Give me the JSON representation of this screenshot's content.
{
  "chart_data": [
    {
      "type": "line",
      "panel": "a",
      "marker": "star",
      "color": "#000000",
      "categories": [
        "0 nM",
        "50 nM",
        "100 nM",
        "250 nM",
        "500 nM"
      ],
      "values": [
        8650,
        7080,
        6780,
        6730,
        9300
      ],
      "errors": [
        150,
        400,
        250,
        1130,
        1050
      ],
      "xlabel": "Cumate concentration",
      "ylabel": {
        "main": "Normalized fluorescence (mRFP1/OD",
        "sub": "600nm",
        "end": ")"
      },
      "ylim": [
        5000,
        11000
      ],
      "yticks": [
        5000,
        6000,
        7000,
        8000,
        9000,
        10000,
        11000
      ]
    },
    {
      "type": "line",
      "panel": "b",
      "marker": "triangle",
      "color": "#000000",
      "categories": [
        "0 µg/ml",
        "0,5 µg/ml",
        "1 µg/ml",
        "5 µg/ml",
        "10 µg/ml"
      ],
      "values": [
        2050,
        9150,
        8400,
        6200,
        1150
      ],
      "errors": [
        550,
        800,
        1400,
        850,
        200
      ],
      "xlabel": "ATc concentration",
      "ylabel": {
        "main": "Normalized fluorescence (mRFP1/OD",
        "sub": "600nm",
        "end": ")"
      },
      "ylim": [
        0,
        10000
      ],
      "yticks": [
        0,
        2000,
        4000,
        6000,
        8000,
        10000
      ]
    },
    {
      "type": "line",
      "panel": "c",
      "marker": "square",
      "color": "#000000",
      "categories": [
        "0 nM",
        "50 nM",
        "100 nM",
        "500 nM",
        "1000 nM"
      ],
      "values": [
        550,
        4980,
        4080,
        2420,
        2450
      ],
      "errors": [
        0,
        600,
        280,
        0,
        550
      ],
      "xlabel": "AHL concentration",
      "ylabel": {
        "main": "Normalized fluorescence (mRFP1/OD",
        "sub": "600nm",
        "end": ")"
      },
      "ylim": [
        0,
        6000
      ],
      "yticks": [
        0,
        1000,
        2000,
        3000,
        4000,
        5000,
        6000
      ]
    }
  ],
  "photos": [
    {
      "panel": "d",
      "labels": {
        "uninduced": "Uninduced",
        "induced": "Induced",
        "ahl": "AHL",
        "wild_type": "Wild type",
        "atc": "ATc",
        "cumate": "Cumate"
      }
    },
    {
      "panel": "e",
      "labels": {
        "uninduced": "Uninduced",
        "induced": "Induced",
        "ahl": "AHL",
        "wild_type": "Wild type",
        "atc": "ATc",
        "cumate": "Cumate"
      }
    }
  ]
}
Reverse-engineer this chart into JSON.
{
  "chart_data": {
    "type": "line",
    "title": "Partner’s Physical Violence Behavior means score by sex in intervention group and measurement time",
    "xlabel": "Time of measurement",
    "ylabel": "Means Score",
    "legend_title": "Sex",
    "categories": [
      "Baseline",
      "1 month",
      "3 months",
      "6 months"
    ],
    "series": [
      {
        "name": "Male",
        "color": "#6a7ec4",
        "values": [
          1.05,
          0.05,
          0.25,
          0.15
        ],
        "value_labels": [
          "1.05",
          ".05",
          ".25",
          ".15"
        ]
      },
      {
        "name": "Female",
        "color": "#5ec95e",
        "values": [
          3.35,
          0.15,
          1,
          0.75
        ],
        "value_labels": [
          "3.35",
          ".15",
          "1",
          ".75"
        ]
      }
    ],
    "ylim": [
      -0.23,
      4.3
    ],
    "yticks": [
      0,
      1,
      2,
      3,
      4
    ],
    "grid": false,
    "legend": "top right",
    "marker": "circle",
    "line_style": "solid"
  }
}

*WHAT TO DO*.
Print the whole listing exactly as it is.

*THE COMPLETED TASK*.
Give me the JSON representation of this screenshot's content.
{
  "chart_data": [
    {
      "type": "line",
      "panel": "a",
      "marker": "star",
      "color": "#000000",
      "categories": [
        "0 nM",
        "50 nM",
        "100 nM",
        "250 nM",
        "500 nM"
      ],
      "values": [
        8650,
        7080,
        6780,
        6730,
        9300
      ],
      "errors": [
        150,
        400,
        250,
        1130,
        1050
      ],
      "xlabel": "Cumate concentration",
      "ylabel": {
        "main": "Normalized fluorescence (mRFP1/OD",
        "sub": "600nm",
        "end": ")"
      },
      "ylim": [
        5000,
        11000
      ],
      "yticks": [
        5000,
        6000,
        7000,
        8000,
        9000,
        10000,
        11000
      ]
    },
    {
      "type": "line",
      "panel": "b",
      "marker": "triangle",
      "color": "#000000",
      "categories": [
        "0 µg/ml",
        "0,5 µg/ml",
        "1 µg/ml",
        "5 µg/ml",
        "10 µg/ml"
      ],
      "values": [
        2050,
        9150,
        8400,
        6200,
        1150
      ],
      "errors": [
        550,
        800,
        1400,
        850,
        200
      ],
      "xlabel": "ATc concentration",
      "ylabel": {
        "main": "Normalized fluorescence (mRFP1/OD",
        "sub": "600nm",
        "end": ")"
      },
      "ylim": [
        0,
        10000
      ],
      "yticks": [
        0,
        2000,
        4000,
        6000,
        8000,
        10000
      ]
    },
    {
      "type": "line",
      "panel": "c",
      "marker": "square",
      "color": "#000000",
      "categories": [
        "0 nM",
        "50 nM",
        "100 nM",
        "500 nM",
        "1000 nM"
      ],
      "values": [
        550,
        4980,
        4080,
        2420,
        2450
      ],
      "errors": [
        0,
        600,
        280,
        0,
        550
      ],
      "xlabel": "AHL concentration",
      "ylabel": {
        "main": "Normalized fluorescence (mRFP1/OD",
        "sub": "600nm",
        "end": ")"
      },
      "ylim": [
        0,
        6000
      ],
      "yticks": [
        0,
        1000,
        2000,
        3000,
        4000,
        5000,
        6000
      ]
    }
  ],
  "photos": [
    {
      "panel": "d",
      "labels": {
        "uninduced": "Uninduced",
        "induced": "Induced",
        "ahl": "AHL",
        "wild_type": "Wild type",
        "atc": "ATc",
        "cumate": "Cumate"
      }
    },
    {
      "panel": "e",
      "labels": {
        "uninduced": "Uninduced",
        "induced": "Induced",
        "ahl": "AHL",
        "wild_type": "Wild type",
        "atc": "ATc",
        "cumate": "Cumate"
      }
    }
  ]
}
Reverse-engineer this chart into JSON.
{
  "chart_data": {
    "type": "line",
    "title": "Partner’s Physical Violence Behavior means score by sex in intervention group and measurement time",
    "xlabel": "Time of measurement",
    "ylabel": "Means Score",
    "legend_title": "Sex",
    "categories": [
      "Baseline",
      "1 month",
      "3 months",
      "6 months"
    ],
    "series": [
      {
        "name": "Male",
        "color": "#6a7ec4",
        "values": [
          1.05,
          0.05,
          0.25,
          0.15
        ],
        "value_labels": [
          "1.05",
          ".05",
          ".25",
          ".15"
        ]
      },
      {
        "name": "Female",
        "color": "#5ec95e",
        "values": [
          3.35,
          0.15,
          1,
          0.75
        ],
        "value_labels": [
          "3.35",
          ".15",
          "1",
          ".75"
        ]
      }
    ],
    "ylim": [
      -0.23,
      4.3
    ],
    "yticks": [
      0,
      1,
      2,
      3,
      4
    ],
    "grid": false,
    "legend": "top right",
    "marker": "circle",
    "line_style": "solid"
  }
}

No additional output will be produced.